(Dataset entries)
╭──
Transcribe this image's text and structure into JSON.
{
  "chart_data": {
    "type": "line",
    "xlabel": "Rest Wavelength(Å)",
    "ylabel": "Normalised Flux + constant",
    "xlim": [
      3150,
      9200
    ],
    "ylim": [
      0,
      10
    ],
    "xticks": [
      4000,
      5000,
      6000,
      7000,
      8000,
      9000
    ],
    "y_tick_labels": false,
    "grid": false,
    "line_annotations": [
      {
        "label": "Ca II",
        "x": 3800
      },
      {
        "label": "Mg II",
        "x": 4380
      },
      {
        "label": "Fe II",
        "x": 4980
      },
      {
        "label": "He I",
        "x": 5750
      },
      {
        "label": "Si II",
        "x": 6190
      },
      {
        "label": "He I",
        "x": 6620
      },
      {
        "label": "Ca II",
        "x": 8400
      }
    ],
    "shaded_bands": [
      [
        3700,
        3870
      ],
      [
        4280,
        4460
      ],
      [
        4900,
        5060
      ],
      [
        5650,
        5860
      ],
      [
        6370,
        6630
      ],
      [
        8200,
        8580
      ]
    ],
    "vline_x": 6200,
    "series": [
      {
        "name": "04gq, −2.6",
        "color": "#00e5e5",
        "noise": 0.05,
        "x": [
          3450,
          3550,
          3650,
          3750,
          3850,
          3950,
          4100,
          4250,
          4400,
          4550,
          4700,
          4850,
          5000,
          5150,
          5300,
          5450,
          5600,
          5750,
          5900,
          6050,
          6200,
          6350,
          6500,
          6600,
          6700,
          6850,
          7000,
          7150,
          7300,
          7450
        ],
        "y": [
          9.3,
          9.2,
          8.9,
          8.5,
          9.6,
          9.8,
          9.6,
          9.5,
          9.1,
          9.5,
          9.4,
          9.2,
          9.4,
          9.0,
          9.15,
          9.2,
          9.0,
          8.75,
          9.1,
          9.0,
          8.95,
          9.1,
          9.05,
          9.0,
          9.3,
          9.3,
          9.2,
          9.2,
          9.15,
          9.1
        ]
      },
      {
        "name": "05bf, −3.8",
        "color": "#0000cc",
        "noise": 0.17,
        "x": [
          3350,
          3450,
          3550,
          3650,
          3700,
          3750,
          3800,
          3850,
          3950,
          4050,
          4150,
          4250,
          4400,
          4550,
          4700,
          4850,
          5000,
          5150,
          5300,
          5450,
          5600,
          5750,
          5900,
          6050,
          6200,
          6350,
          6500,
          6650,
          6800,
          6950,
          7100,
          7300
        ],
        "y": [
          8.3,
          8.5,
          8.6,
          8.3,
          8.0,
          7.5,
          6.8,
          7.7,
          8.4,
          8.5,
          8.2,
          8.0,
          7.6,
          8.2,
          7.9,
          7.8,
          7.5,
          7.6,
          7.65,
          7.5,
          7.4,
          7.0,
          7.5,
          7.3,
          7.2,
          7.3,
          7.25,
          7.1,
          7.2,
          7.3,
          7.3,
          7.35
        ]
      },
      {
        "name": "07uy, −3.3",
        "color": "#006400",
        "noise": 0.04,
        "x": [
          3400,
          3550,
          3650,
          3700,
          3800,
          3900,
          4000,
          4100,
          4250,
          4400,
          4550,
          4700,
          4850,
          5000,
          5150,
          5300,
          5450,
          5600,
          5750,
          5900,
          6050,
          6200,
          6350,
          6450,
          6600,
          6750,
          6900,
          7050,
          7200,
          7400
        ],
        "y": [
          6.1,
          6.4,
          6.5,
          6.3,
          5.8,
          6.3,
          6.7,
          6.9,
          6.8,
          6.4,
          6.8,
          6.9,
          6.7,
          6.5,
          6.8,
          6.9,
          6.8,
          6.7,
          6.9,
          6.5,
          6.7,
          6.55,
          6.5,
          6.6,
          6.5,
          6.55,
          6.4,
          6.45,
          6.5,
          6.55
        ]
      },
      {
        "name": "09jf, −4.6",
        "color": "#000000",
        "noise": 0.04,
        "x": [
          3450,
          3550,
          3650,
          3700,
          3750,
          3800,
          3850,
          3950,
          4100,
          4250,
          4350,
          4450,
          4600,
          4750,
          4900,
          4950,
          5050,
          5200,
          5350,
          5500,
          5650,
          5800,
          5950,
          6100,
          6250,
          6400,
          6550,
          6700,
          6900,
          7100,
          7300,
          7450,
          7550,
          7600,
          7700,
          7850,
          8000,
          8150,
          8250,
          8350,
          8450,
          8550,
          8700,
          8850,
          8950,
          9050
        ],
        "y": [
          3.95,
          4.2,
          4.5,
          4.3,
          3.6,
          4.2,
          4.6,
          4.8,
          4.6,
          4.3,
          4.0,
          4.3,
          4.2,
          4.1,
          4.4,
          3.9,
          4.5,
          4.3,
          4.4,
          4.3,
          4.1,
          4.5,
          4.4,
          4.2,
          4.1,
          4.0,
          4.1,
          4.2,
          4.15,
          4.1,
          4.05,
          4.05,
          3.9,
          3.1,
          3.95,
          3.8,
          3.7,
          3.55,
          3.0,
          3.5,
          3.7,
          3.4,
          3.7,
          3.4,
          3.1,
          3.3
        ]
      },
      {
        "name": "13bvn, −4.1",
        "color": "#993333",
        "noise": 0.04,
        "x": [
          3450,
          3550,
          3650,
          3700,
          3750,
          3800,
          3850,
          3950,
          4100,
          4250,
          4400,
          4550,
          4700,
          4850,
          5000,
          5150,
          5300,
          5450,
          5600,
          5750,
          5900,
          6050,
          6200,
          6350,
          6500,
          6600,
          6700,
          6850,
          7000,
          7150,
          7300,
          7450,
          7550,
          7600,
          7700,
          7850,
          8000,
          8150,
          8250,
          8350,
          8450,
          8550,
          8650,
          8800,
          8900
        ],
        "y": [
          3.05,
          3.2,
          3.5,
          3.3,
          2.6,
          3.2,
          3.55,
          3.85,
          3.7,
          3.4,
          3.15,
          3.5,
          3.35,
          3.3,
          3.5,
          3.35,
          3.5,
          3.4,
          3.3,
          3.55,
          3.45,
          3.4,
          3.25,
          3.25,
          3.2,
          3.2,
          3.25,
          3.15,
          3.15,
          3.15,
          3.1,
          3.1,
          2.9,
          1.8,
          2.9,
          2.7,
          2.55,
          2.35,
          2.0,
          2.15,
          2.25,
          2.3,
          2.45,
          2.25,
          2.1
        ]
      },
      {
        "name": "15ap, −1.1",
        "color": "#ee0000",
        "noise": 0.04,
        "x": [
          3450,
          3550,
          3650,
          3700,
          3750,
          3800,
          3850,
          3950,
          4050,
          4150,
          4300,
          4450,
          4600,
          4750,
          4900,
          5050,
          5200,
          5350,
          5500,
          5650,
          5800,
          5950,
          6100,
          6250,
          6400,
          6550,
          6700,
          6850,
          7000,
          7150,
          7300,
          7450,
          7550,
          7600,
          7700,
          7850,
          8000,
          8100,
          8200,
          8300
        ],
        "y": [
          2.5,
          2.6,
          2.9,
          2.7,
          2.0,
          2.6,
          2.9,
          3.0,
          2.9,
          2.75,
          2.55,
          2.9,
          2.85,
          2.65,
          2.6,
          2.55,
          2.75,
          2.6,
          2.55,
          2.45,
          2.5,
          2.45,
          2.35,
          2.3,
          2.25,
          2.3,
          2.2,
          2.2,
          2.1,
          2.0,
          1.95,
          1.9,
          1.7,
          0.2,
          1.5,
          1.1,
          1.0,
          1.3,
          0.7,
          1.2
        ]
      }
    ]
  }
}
╰──
#### [Job]
Please give back all of the records exactly as written.

#### [Answer to the exercise]
Transcribe this image's text and structure into JSON.
{
  "chart_data": {
    "type": "line",
    "xlabel": "Rest Wavelength(Å)",
    "ylabel": "Normalised Flux + constant",
    "xlim": [
      3150,
      9200
    ],
    "ylim": [
      0,
      10
    ],
    "xticks": [
      4000,
      5000,
      6000,
      7000,
      8000,
      9000
    ],
    "y_tick_labels": false,
    "grid": false,
    "line_annotations": [
      {
        "label": "Ca II",
        "x": 3800
      },
      {
        "label": "Mg II",
        "x": 4380
      },
      {
        "label": "Fe II",
        "x": 4980
      },
      {
        "label": "He I",
        "x": 5750
      },
      {
        "label": "Si II",
        "x": 6190
      },
      {
        "label": "He I",
        "x": 6620
      },
      {
        "label": "Ca II",
        "x": 8400
      }
    ],
    "shaded_bands": [
      [
        3700,
        3870
      ],
      [
        4280,
        4460
      ],
      [
        4900,
        5060
      ],
      [
        5650,
        5860
      ],
      [
        6370,
        6630
      ],
      [
        8200,
        8580
      ]
    ],
    "vline_x": 6200,
    "series": [
      {
        "name": "04gq, −2.6",
        "color": "#00e5e5",
        "noise": 0.05,
        "x": [
          3450,
          3550,
          3650,
          3750,
          3850,
          3950,
          4100,
          4250,
          4400,
          4550,
          4700,
          4850,
          5000,
          5150,
          5300,
          5450,
          5600,
          5750,
          5900,
          6050,
          6200,
          6350,
          6500,
          6600,
          6700,
          6850,
          7000,
          7150,
          7300,
          7450
        ],
        "y": [
          9.3,
          9.2,
          8.9,
          8.5,
          9.6,
          9.8,
          9.6,
          9.5,
          9.1,
          9.5,
          9.4,
          9.2,
          9.4,
          9.0,
          9.15,
          9.2,
          9.0,
          8.75,
          9.1,
          9.0,
          8.95,
          9.1,
          9.05,
          9.0,
          9.3,
          9.3,
          9.2,
          9.2,
          9.15,
          9.1
        ]
      },
      {
        "name": "05bf, −3.8",
        "color": "#0000cc",
        "noise": 0.17,
        "x": [
          3350,
          3450,
          3550,
          3650,
          3700,
          3750,
          3800,
          3850,
          3950,
          4050,
          4150,
          4250,
          4400,
          4550,
          4700,
          4850,
          5000,
          5150,
          5300,
          5450,
          5600,
          5750,
          5900,
          6050,
          6200,
          6350,
          6500,
          6650,
          6800,
          6950,
          7100,
          7300
        ],
        "y": [
          8.3,
          8.5,
          8.6,
          8.3,
          8.0,
          7.5,
          6.8,
          7.7,
          8.4,
          8.5,
          8.2,
          8.0,
          7.6,
          8.2,
          7.9,
          7.8,
          7.5,
          7.6,
          7.65,
          7.5,
          7.4,
          7.0,
          7.5,
          7.3,
          7.2,
          7.3,
          7.25,
          7.1,
          7.2,
          7.3,
          7.3,
          7.35
        ]
      },
      {
        "name": "07uy, −3.3",
        "color": "#006400",
        "noise": 0.04,
        "x": [
          3400,
          3550,
          3650,
          3700,
          3800,
          3900,
          4000,
          4100,
          4250,
          4400,
          4550,
          4700,
          4850,
          5000,
          5150,
          5300,
          5450,
          5600,
          5750,
          5900,
          6050,
          6200,
          6350,
          6450,
          6600,
          6750,
          6900,
          7050,
          7200,
          7400
        ],
        "y": [
          6.1,
          6.4,
          6.5,
          6.3,
          5.8,
          6.3,
          6.7,
          6.9,
          6.8,
          6.4,
          6.8,
          6.9,
          6.7,
          6.5,
          6.8,
          6.9,
          6.8,
          6.7,
          6.9,
          6.5,
          6.7,
          6.55,
          6.5,
          6.6,
          6.5,
          6.55,
          6.4,
          6.45,
          6.5,
          6.55
        ]
      },
      {
        "name": "09jf, −4.6",
        "color": "#000000",
        "noise": 0.04,
        "x": [
          3450,
          3550,
          3650,
          3700,
          3750,
          3800,
          3850,
          3950,
          4100,
          4250,
          4350,
          4450,
          4600,
          4750,
          4900,
          4950,
          5050,
          5200,
          5350,
          5500,
          5650,
          5800,
          5950,
          6100,
          6250,
          6400,
          6550,
          6700,
          6900,
          7100,
          7300,
          7450,
          7550,
          7600,
          7700,
          7850,
          8000,
          8150,
          8250,
          8350,
          8450,
          8550,
          8700,
          8850,
          8950,
          9050
        ],
        "y": [
          3.95,
          4.2,
          4.5,
          4.3,
          3.6,
          4.2,
          4.6,
          4.8,
          4.6,
          4.3,
          4.0,
          4.3,
          4.2,
          4.1,
          4.4,
          3.9,
          4.5,
          4.3,
          4.4,
          4.3,
          4.1,
          4.5,
          4.4,
          4.2,
          4.1,
          4.0,
          4.1,
          4.2,
          4.15,
          4.1,
          4.05,
          4.05,
          3.9,
          3.1,
          3.95,
          3.8,
          3.7,
          3.55,
          3.0,
          3.5,
          3.7,
          3.4,
          3.7,
          3.4,
          3.1,
          3.3
        ]
      },
      {
        "name": "13bvn, −4.1",
        "color": "#993333",
        "noise": 0.04,
        "x": [
          3450,
          3550,
          3650,
          3700,
          3750,
          3800,
          3850,
          3950,
          4100,
          4250,
          4400,
          4550,
          4700,
          4850,
          5000,
          5150,
          5300,
          5450,
          5600,
          5750,
          5900,
          6050,
          6200,
          6350,
          6500,
          6600,
          6700,
          6850,
          7000,
          7150,
          7300,
          7450,
          7550,
          7600,
          7700,
          7850,
          8000,
          8150,
          8250,
          8350,
          8450,
          8550,
          8650,
          8800,
          8900
        ],
        "y": [
          3.05,
          3.2,
          3.5,
          3.3,
          2.6,
          3.2,
          3.55,
          3.85,
          3.7,
          3.4,
          3.15,
          3.5,
          3.35,
          3.3,
          3.5,
          3.35,
          3.5,
          3.4,
          3.3,
          3.55,
          3.45,
          3.4,
          3.25,
          3.25,
          3.2,
          3.2,
          3.25,
          3.15,
          3.15,
          3.15,
          3.1,
          3.1,
          2.9,
          1.8,
          2.9,
          2.7,
          2.55,
          2.35,
          2.0,
          2.15,
          2.25,
          2.3,
          2.45,
          2.25,
          2.1
        ]
      },
      {
        "name": "15ap, −1.1",
        "color": "#ee0000",
        "noise": 0.04,
        "x": [
          3450,
          3550,
          3650,
          3700,
          3750,
          3800,
          3850,
          3950,
          4050,
          4150,
          4300,
          4450,
          4600,
          4750,
          4900,
          5050,
          5200,
          5350,
          5500,
          5650,
          5800,
          5950,
          6100,
          6250,
          6400,
          6550,
          6700,
          6850,
          7000,
          7150,
          7300,
          7450,
          7550,
          7600,
          7700,
          7850,
          8000,
          8100,
          8200,
          8300
        ],
        "y": [
          2.5,
          2.6,
          2.9,
          2.7,
          2.0,
          2.6,
          2.9,
          3.0,
          2.9,
          2.75,
          2.55,
          2.9,
          2.85,
          2.65,
          2.6,
          2.55,
          2.75,
          2.6,
          2.55,
          2.45,
          2.5,
          2.45,
          2.35,
          2.3,
          2.25,
          2.3,
          2.2,
          2.2,
          2.1,
          2.0,
          1.95,
          1.9,
          1.7,
          0.2,
          1.5,
          1.1,
          1.0,
          1.3,
          0.7,
          1.2
        ]
      }
    ]
  }
}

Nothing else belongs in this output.